EXERCISE DIRECTIONS — Omit the pictures and return every entry exactly as written.

RECORD EXTRACTS —
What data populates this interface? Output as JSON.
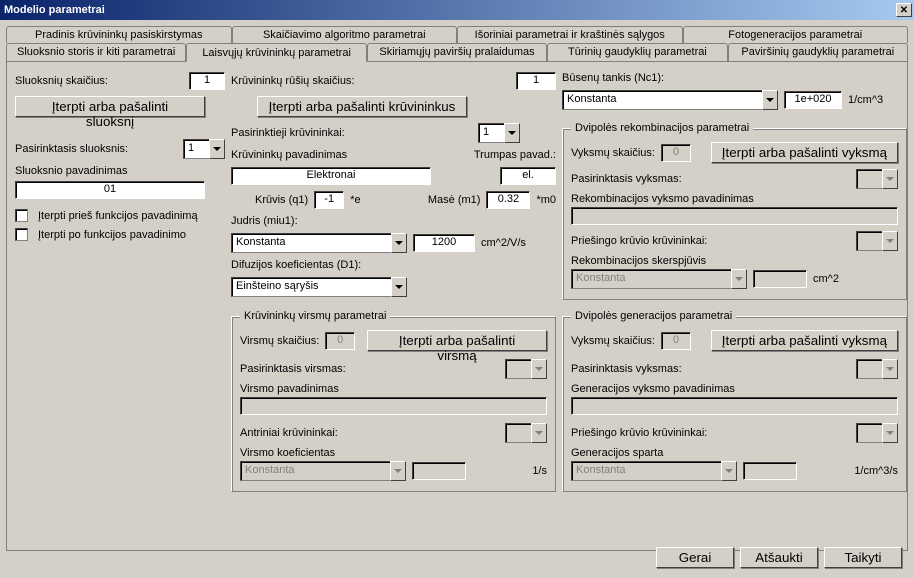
{
  "title": "Modelio parametrai",
  "tabsRow1": {
    "t1": "Pradinis krūvininkų pasiskirstymas",
    "t2": "Skaičiavimo algoritmo parametrai",
    "t3": "Išoriniai parametrai ir kraštinės sąlygos",
    "t4": "Fotogeneracijos parametrai"
  },
  "tabsRow2": {
    "t1": "Sluoksnio storis ir kiti parametrai",
    "t2": "Laisvųjų krūvininkų parametrai",
    "t3": "Skiriamųjų paviršių pralaidumas",
    "t4": "Tūrinių gaudyklių parametrai",
    "t5": "Paviršinių gaudyklių parametrai"
  },
  "left": {
    "layerCountLabel": "Sluoksnių skaičius:",
    "layerCount": "1",
    "insertLayerBtn": "Įterpti arba pašalinti sluoksnį",
    "selectedLayerLabel": "Pasirinktasis sluoksnis:",
    "selectedLayer": "1",
    "layerNameLabel": "Sluoksnio pavadinimas",
    "layerName": "01",
    "cb1": "Įterpti prieš funkcijos pavadinimą",
    "cb2": "Įterpti po funkcijos pavadinimo"
  },
  "mid": {
    "typesLabel": "Krūvininkų rūšių skaičius:",
    "typesCount": "1",
    "insertCarrierBtn": "Įterpti arba pašalinti krūvininkus",
    "selCarriersLabel": "Pasirinktieji krūvininkai:",
    "selCarriers": "1",
    "carrierNameLabel": "Krūvininkų pavadinimas",
    "shortNameLabel": "Trumpas pavad.:",
    "carrierName": "Elektronai",
    "shortName": "el.",
    "chargeLabel": "Krūvis (q1)",
    "charge": "-1",
    "chargeUnit": "*e",
    "massLabel": "Masė (m1)",
    "mass": "0.32",
    "massUnit": "*m0",
    "mobilityLabel": "Judris (miu1):",
    "mobilitySel": "Konstanta",
    "mobilityVal": "1200",
    "mobilityUnit": "cm^2/V/s",
    "diffLabel": "Difuzijos koeficientas (D1):",
    "diffSel": "Einšteino sąryšis"
  },
  "right": {
    "densityLabel": "Būsenų tankis (Nc1):",
    "densitySel": "Konstanta",
    "densityVal": "1e+020",
    "densityUnit": "1/cm^3"
  },
  "transGroup": {
    "legend": "Krūvininkų virsmų parametrai",
    "countLabel": "Virsmų skaičius:",
    "count": "0",
    "btn": "Įterpti arba pašalinti virsmą",
    "selLabel": "Pasirinktasis virsmas:",
    "nameLabel": "Virsmo pavadinimas",
    "secLabel": "Antriniai krūvininkai:",
    "coefLabel": "Virsmo koeficientas",
    "coefSel": "Konstanta",
    "coefUnit": "1/s"
  },
  "recombGroup": {
    "legend": "Dvipolės rekombinacijos parametrai",
    "countLabel": "Vyksmų skaičius:",
    "count": "0",
    "btn": "Įterpti arba pašalinti vyksmą",
    "selLabel": "Pasirinktasis vyksmas:",
    "nameLabel": "Rekombinacijos vyksmo pavadinimas",
    "oppLabel": "Priešingo krūvio krūvininkai:",
    "csLabel": "Rekombinacijos skerspjūvis",
    "csSel": "Konstanta",
    "csUnit": "cm^2"
  },
  "genGroup": {
    "legend": "Dvipolės generacijos parametrai",
    "countLabel": "Vyksmų skaičius:",
    "count": "0",
    "btn": "Įterpti arba pašalinti vyksmą",
    "selLabel": "Pasirinktasis vyksmas:",
    "nameLabel": "Generacijos vyksmo pavadinimas",
    "oppLabel": "Priešingo krūvio krūvininkai:",
    "rateLabel": "Generacijos sparta",
    "rateSel": "Konstanta",
    "rateUnit": "1/cm^3/s"
  },
  "buttons": {
    "ok": "Gerai",
    "cancel": "Atšaukti",
    "apply": "Taikyti"
  }
}
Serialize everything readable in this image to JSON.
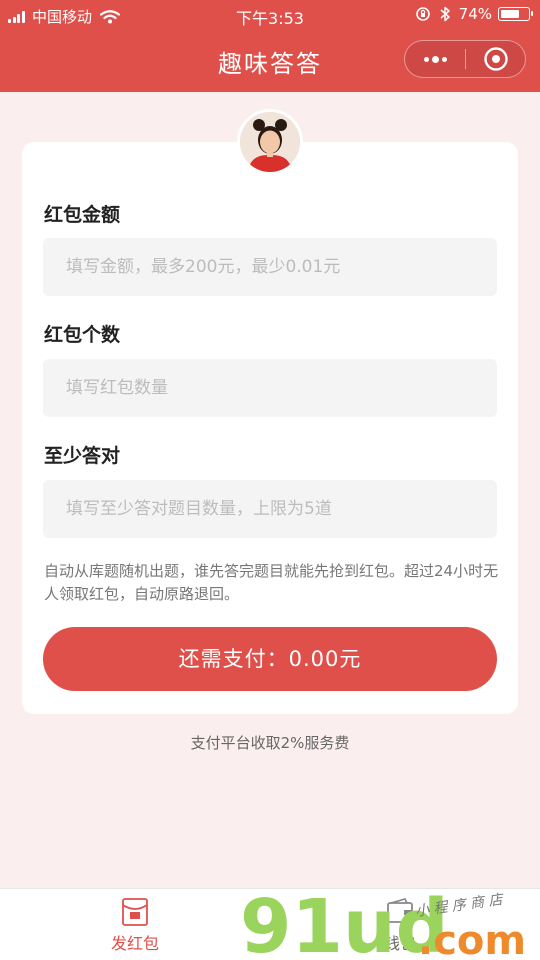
{
  "status_bar": {
    "carrier": "中国移动",
    "time": "下午3:53",
    "battery_percent": "74%",
    "battery_level": 0.74
  },
  "nav": {
    "title": "趣味答答"
  },
  "form": {
    "amount": {
      "label": "红包金额",
      "placeholder": "填写金额，最多200元，最少0.01元"
    },
    "count": {
      "label": "红包个数",
      "placeholder": "填写红包数量"
    },
    "min_correct": {
      "label": "至少答对",
      "placeholder": "填写至少答对题目数量，上限为5道"
    },
    "hint": "自动从库题随机出题，谁先答完题目就能先抢到红包。超过24小时无人领取红包，自动原路退回。",
    "pay_button": "还需支付：0.00元"
  },
  "fee_note": "支付平台收取2%服务费",
  "tab_bar": {
    "tabs": [
      {
        "label": "发红包",
        "icon": "red-envelope-icon",
        "active": true
      },
      {
        "label": "钱包",
        "icon": "wallet-icon",
        "active": false
      }
    ]
  },
  "watermark": {
    "logo_text": "91ud.com",
    "subtitle": "小程序商店"
  },
  "colors": {
    "brand": "#e0504b",
    "background": "#fbeeee"
  }
}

ANSWER TO THIS TASK —
What data populates this interface? Output as JSON.
{
  "title": "Modelio parametrai",
  "tabsRow1": {
    "t1": "Pradinis krūvininkų pasiskirstymas",
    "t2": "Skaičiavimo algoritmo parametrai",
    "t3": "Išoriniai parametrai ir kraštinės sąlygos",
    "t4": "Fotogeneracijos parametrai"
  },
  "tabsRow2": {
    "t1": "Sluoksnio storis ir kiti parametrai",
    "t2": "Laisvųjų krūvininkų parametrai",
    "t3": "Skiriamųjų paviršių pralaidumas",
    "t4": "Tūrinių gaudyklių parametrai",
    "t5": "Paviršinių gaudyklių parametrai"
  },
  "left": {
    "layerCountLabel": "Sluoksnių skaičius:",
    "layerCount": "1",
    "insertLayerBtn": "Įterpti arba pašalinti sluoksnį",
    "selectedLayerLabel": "Pasirinktasis sluoksnis:",
    "selectedLayer": "1",
    "layerNameLabel": "Sluoksnio pavadinimas",
    "layerName": "01",
    "cb1": "Įterpti prieš funkcijos pavadinimą",
    "cb2": "Įterpti po funkcijos pavadinimo"
  },
  "mid": {
    "typesLabel": "Krūvininkų rūšių skaičius:",
    "typesCount": "1",
    "insertCarrierBtn": "Įterpti arba pašalinti krūvininkus",
    "selCarriersLabel": "Pasirinktieji krūvininkai:",
    "selCarriers": "1",
    "carrierNameLabel": "Krūvininkų pavadinimas",
    "shortNameLabel": "Trumpas pavad.:",
    "carrierName": "Elektronai",
    "shortName": "el.",
    "chargeLabel": "Krūvis (q1)",
    "charge": "-1",
    "chargeUnit": "*e",
    "massLabel": "Masė (m1)",
    "mass": "0.32",
    "massUnit": "*m0",
    "mobilityLabel": "Judris (miu1):",
    "mobilitySel": "Konstanta",
    "mobilityVal": "1200",
    "mobilityUnit": "cm^2/V/s",
    "diffLabel": "Difuzijos koeficientas (D1):",
    "diffSel": "Einšteino sąryšis"
  },
  "right": {
    "densityLabel": "Būsenų tankis (Nc1):",
    "densitySel": "Konstanta",
    "densityVal": "1e+020",
    "densityUnit": "1/cm^3"
  },
  "transGroup": {
    "legend": "Krūvininkų virsmų parametrai",
    "countLabel": "Virsmų skaičius:",
    "count": "0",
    "btn": "Įterpti arba pašalinti virsmą",
    "selLabel": "Pasirinktasis virsmas:",
    "nameLabel": "Virsmo pavadinimas",
    "secLabel": "Antriniai krūvininkai:",
    "coefLabel": "Virsmo koeficientas",
    "coefSel": "Konstanta",
    "coefUnit": "1/s"
  },
  "recombGroup": {
    "legend": "Dvipolės rekombinacijos parametrai",
    "countLabel": "Vyksmų skaičius:",
    "count": "0",
    "btn": "Įterpti arba pašalinti vyksmą",
    "selLabel": "Pasirinktasis vyksmas:",
    "nameLabel": "Rekombinacijos vyksmo pavadinimas",
    "oppLabel": "Priešingo krūvio krūvininkai:",
    "csLabel": "Rekombinacijos skerspjūvis",
    "csSel": "Konstanta",
    "csUnit": "cm^2"
  },
  "genGroup": {
    "legend": "Dvipolės generacijos parametrai",
    "countLabel": "Vyksmų skaičius:",
    "count": "0",
    "btn": "Įterpti arba pašalinti vyksmą",
    "selLabel": "Pasirinktasis vyksmas:",
    "nameLabel": "Generacijos vyksmo pavadinimas",
    "oppLabel": "Priešingo krūvio krūvininkai:",
    "rateLabel": "Generacijos sparta",
    "rateSel": "Konstanta",
    "rateUnit": "1/cm^3/s"
  },
  "buttons": {
    "ok": "Gerai",
    "cancel": "Atšaukti",
    "apply": "Taikyti"
  }
}
Serialize everything readable in this image to JSON.
{
  "status_bar": {
    "carrier": "中国移动",
    "time": "下午3:53",
    "battery_percent": "74%",
    "battery_level": 0.74
  },
  "nav": {
    "title": "趣味答答"
  },
  "form": {
    "amount": {
      "label": "红包金额",
      "placeholder": "填写金额，最多200元，最少0.01元"
    },
    "count": {
      "label": "红包个数",
      "placeholder": "填写红包数量"
    },
    "min_correct": {
      "label": "至少答对",
      "placeholder": "填写至少答对题目数量，上限为5道"
    },
    "hint": "自动从库题随机出题，谁先答完题目就能先抢到红包。超过24小时无人领取红包，自动原路退回。",
    "pay_button": "还需支付：0.00元"
  },
  "fee_note": "支付平台收取2%服务费",
  "tab_bar": {
    "tabs": [
      {
        "label": "发红包",
        "icon": "red-envelope-icon",
        "active": true
      },
      {
        "label": "钱包",
        "icon": "wallet-icon",
        "active": false
      }
    ]
  },
  "watermark": {
    "logo_text": "91ud.com",
    "subtitle": "小程序商店"
  },
  "colors": {
    "brand": "#e0504b",
    "background": "#fbeeee"
  }
}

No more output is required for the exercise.